_What you will do:_ List each line of the data that holds the word "processes".

_Material:_
*****

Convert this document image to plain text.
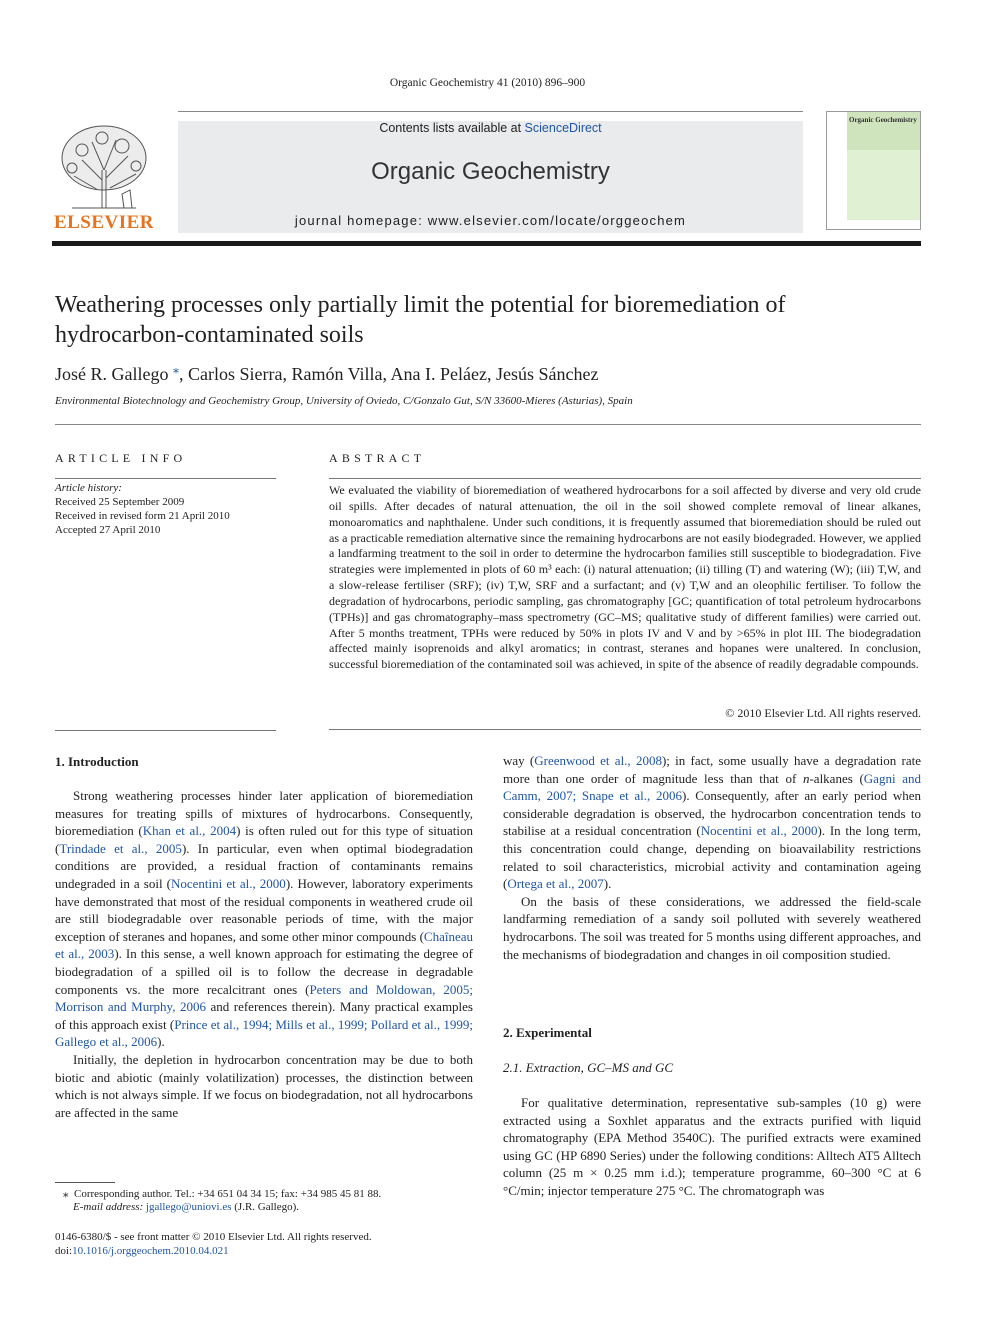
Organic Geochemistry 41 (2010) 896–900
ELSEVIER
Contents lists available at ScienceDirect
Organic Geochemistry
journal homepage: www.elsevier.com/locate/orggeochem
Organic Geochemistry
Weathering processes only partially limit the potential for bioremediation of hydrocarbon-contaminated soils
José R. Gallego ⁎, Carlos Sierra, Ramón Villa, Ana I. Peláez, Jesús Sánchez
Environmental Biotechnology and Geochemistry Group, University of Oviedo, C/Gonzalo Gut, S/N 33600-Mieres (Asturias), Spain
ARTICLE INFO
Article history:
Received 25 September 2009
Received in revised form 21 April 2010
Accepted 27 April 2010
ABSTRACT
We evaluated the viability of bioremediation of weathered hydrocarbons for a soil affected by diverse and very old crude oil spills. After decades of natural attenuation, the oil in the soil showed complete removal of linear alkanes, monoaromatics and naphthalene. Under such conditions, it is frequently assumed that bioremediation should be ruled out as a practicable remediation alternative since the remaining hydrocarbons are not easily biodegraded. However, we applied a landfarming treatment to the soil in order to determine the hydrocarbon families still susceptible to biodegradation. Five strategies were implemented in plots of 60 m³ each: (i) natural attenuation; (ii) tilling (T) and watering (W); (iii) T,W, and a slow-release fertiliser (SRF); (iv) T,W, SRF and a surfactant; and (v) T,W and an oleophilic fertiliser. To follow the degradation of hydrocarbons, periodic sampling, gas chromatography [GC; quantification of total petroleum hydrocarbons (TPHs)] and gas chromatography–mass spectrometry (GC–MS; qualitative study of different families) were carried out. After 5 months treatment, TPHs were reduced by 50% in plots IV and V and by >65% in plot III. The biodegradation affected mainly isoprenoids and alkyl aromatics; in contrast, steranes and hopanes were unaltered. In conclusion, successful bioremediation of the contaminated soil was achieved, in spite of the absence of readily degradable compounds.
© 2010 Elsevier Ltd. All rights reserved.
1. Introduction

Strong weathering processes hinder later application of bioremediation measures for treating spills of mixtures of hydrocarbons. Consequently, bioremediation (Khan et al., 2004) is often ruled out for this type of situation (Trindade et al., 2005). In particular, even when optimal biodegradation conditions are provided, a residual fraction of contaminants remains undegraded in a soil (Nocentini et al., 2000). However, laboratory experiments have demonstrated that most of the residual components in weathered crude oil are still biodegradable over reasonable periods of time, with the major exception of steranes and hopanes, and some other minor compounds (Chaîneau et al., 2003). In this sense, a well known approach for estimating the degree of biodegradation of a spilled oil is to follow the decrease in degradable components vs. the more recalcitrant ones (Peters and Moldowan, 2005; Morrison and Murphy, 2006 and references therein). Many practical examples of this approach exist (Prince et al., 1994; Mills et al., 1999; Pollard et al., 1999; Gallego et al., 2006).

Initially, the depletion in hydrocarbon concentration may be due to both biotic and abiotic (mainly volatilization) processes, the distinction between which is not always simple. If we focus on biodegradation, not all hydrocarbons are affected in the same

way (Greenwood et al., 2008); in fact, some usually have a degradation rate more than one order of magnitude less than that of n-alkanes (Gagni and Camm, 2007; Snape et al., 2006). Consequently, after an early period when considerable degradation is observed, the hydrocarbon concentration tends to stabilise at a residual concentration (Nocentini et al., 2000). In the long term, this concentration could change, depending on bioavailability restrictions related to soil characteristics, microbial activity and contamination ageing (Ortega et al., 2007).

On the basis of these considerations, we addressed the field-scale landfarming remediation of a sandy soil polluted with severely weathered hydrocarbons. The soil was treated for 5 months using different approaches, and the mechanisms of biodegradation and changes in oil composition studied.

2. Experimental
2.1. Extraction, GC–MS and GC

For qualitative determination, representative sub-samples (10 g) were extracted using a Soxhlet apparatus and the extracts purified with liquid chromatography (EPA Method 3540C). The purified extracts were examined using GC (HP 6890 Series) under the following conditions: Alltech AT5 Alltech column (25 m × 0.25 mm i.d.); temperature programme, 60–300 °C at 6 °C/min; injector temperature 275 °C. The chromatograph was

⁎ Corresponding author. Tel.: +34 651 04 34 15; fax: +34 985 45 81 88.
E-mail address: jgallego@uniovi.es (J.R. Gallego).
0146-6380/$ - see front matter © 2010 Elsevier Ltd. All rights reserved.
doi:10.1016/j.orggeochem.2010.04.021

*****

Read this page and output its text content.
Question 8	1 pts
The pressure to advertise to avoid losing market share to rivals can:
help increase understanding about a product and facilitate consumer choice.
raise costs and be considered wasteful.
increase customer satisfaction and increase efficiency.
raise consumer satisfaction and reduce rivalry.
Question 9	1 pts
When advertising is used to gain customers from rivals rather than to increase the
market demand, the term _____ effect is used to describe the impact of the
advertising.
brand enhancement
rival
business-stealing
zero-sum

*****

_Solved exercise:_
Weathering processes only partially limit the potential for bioremediation of hydrocarbon-contaminated soils
Strong weathering processes hinder later application of bioremediation measures for treating spills of mixtures of hydrocarbons. Consequently, bioremediation (Khan et al., 2004) is often ruled out for this type of situation (Trindade et al., 2005). In particular, even when optimal biodegradation conditions are provided, a residual fraction of contaminants remains undegraded in a soil (Nocentini et al., 2000). However, laboratory experiments have demonstrated that most of the residual components in weathered crude oil are still biodegradable over reasonable periods of time, with the major exception of steranes and hopanes, and some other minor compounds (Chaîneau et al., 2003). In this sense, a well known approach for estimating the degree of biodegradation of a spilled oil is to follow the decrease in degradable components vs. the more recalcitrant ones (Peters and Moldowan, 2005; Morrison and Murphy, 2006 and references therein). Many practical examples of this approach exist (Prince et al., 1994; Mills et al., 1999; Pollard et al., 1999; Gallego et al., 2006).
Initially, the depletion in hydrocarbon concentration may be due to both biotic and abiotic (mainly volatilization) processes, the distinction between which is not always simple. If we focus on biodegradation, not all hydrocarbons are affected in the same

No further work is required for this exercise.